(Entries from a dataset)
☆ ☆ ☆
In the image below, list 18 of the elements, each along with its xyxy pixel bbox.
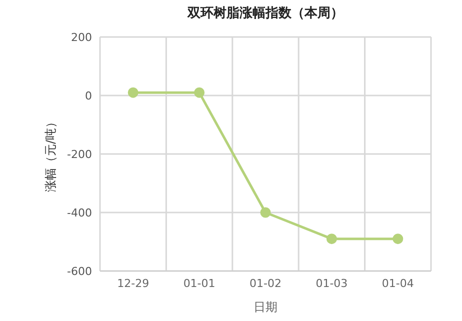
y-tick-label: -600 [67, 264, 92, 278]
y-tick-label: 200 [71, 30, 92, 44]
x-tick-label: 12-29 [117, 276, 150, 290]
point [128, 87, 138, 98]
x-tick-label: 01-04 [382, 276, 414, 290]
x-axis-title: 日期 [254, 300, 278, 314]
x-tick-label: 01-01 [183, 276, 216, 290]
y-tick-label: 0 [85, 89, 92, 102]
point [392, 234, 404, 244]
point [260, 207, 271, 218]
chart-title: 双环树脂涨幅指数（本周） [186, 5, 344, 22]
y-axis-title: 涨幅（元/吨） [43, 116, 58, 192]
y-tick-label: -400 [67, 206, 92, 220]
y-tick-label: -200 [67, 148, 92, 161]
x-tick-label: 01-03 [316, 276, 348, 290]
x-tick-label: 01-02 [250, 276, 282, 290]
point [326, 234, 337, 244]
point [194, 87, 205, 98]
☆ ☆ ☆
▶ **CHALLENGE**
Copy the material above word for word, leaving out the picture.

▶ **TASK RESULT**
In the image below, list 18 of the elements, each along with its xyxy pixel bbox.
y-tick-label: -600 [67, 264, 92, 278]
y-tick-label: 200 [71, 30, 92, 44]
x-tick-label: 12-29 [117, 276, 150, 290]
point [128, 87, 138, 98]
x-tick-label: 01-04 [382, 276, 414, 290]
x-axis-title: 日期 [254, 300, 278, 314]
x-tick-label: 01-01 [183, 276, 216, 290]
y-tick-label: 0 [85, 89, 92, 102]
point [392, 234, 404, 244]
point [260, 207, 271, 218]
chart-title: 双环树脂涨幅指数（本周） [186, 5, 344, 22]
y-axis-title: 涨幅（元/吨） [43, 116, 58, 192]
y-tick-label: -400 [67, 206, 92, 220]
y-tick-label: -200 [67, 148, 92, 161]
x-tick-label: 01-03 [316, 276, 348, 290]
x-tick-label: 01-02 [250, 276, 282, 290]
point [326, 234, 337, 244]
point [194, 87, 205, 98]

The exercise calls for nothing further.